--- Begin ---
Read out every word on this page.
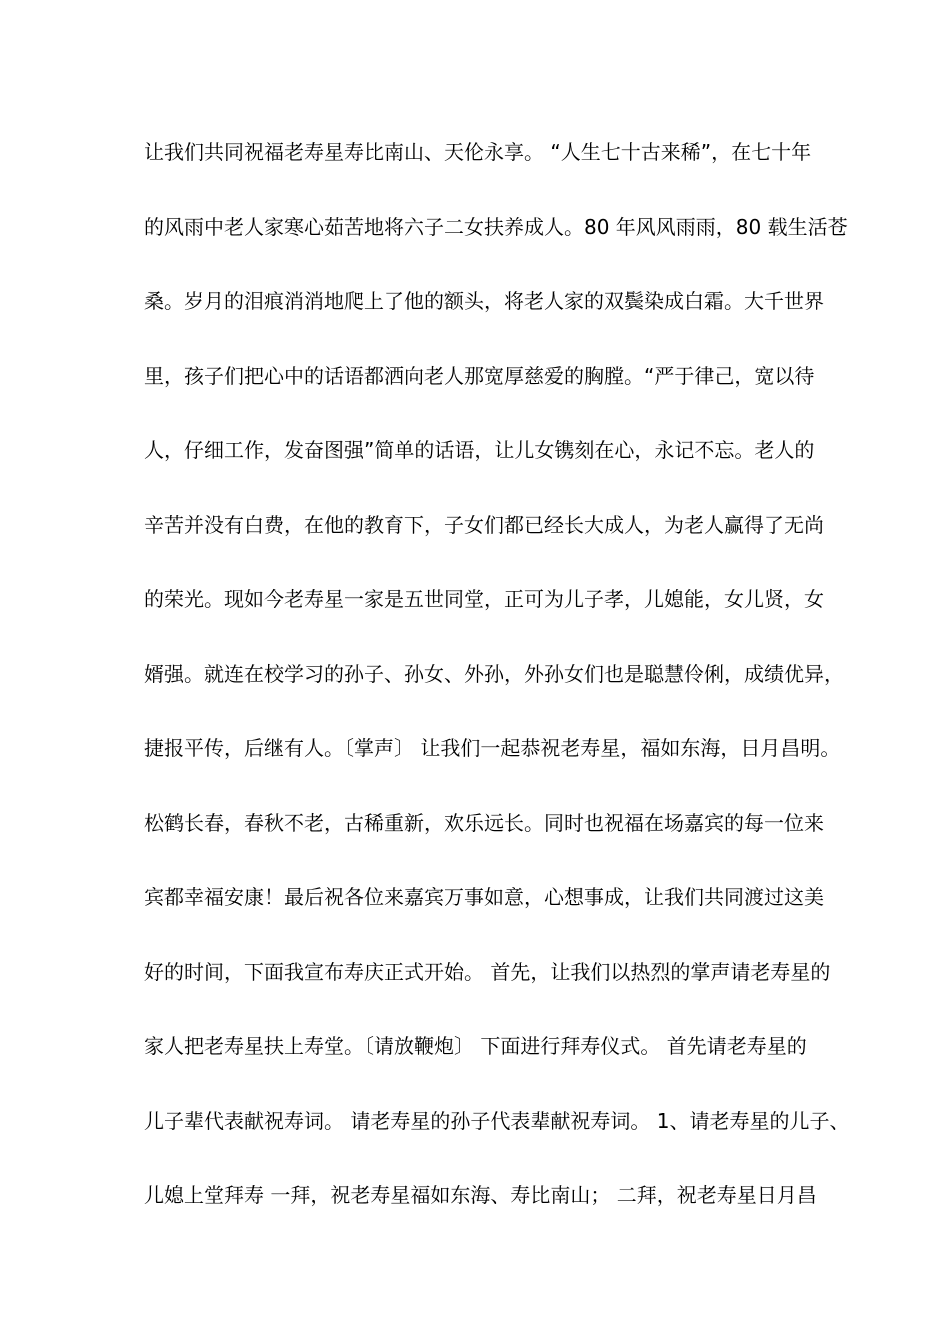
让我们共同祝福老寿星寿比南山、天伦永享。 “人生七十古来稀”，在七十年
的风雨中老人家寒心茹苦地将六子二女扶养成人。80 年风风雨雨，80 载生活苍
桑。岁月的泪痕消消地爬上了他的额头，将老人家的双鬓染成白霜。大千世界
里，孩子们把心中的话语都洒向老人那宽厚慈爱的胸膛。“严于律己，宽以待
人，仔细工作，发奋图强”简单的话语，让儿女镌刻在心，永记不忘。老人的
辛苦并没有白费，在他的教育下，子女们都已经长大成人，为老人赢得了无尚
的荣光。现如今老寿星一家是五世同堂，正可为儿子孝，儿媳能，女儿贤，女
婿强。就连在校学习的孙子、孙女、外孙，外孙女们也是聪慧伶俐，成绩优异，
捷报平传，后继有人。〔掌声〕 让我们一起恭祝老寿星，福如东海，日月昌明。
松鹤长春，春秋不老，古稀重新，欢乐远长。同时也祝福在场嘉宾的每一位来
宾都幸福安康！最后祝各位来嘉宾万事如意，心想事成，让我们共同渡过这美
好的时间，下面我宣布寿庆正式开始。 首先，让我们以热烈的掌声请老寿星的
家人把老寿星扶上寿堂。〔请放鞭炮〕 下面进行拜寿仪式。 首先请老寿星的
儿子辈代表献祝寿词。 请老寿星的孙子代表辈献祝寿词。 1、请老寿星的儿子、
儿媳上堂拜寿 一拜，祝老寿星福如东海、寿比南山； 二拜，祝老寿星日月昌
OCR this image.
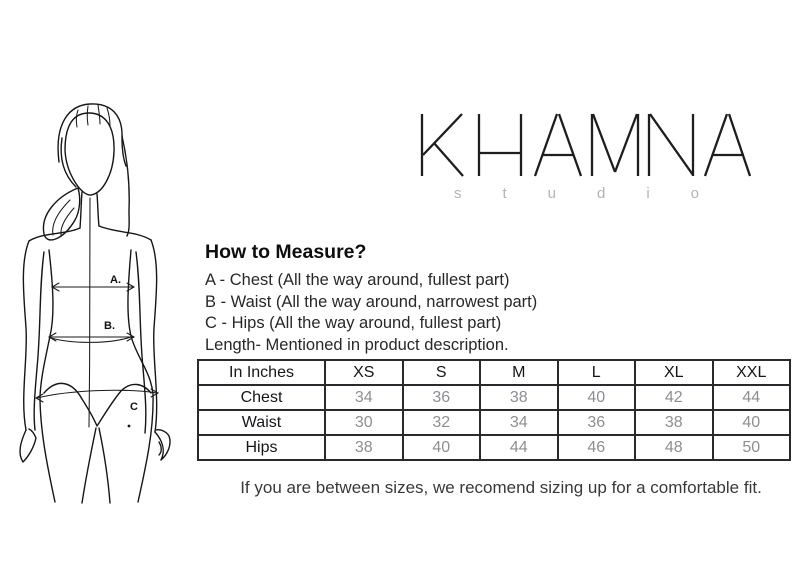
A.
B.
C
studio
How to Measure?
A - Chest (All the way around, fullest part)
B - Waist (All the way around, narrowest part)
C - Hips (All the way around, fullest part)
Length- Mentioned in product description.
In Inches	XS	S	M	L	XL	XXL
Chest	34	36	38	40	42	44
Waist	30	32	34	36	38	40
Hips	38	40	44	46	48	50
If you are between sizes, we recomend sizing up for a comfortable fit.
--- End ---
(WORK TO COMPLETE):
Leave out the pictures and retype every line above exactly.

(RESPONSE BELOW):
Read out every word on this page.
让我们共同祝福老寿星寿比南山、天伦永享。 “人生七十古来稀”，在七十年
的风雨中老人家寒心茹苦地将六子二女扶养成人。80 年风风雨雨，80 载生活苍
桑。岁月的泪痕消消地爬上了他的额头，将老人家的双鬓染成白霜。大千世界
里，孩子们把心中的话语都洒向老人那宽厚慈爱的胸膛。“严于律己，宽以待
人，仔细工作，发奋图强”简单的话语，让儿女镌刻在心，永记不忘。老人的
辛苦并没有白费，在他的教育下，子女们都已经长大成人，为老人赢得了无尚
的荣光。现如今老寿星一家是五世同堂，正可为儿子孝，儿媳能，女儿贤，女
婿强。就连在校学习的孙子、孙女、外孙，外孙女们也是聪慧伶俐，成绩优异，
捷报平传，后继有人。〔掌声〕 让我们一起恭祝老寿星，福如东海，日月昌明。
松鹤长春，春秋不老，古稀重新，欢乐远长。同时也祝福在场嘉宾的每一位来
宾都幸福安康！最后祝各位来嘉宾万事如意，心想事成，让我们共同渡过这美
好的时间，下面我宣布寿庆正式开始。 首先，让我们以热烈的掌声请老寿星的
家人把老寿星扶上寿堂。〔请放鞭炮〕 下面进行拜寿仪式。 首先请老寿星的
儿子辈代表献祝寿词。 请老寿星的孙子代表辈献祝寿词。 1、请老寿星的儿子、
儿媳上堂拜寿 一拜，祝老寿星福如东海、寿比南山； 二拜，祝老寿星日月昌
OCR this image.
A.
B.
C
studio
How to Measure?
A - Chest (All the way around, fullest part)
B - Waist (All the way around, narrowest part)
C - Hips (All the way around, fullest part)
Length- Mentioned in product description.
In Inches	XS	S	M	L	XL	XXL
Chest	34	36	38	40	42	44
Waist	30	32	34	36	38	40
Hips	38	40	44	46	48	50
If you are between sizes, we recomend sizing up for a comfortable fit.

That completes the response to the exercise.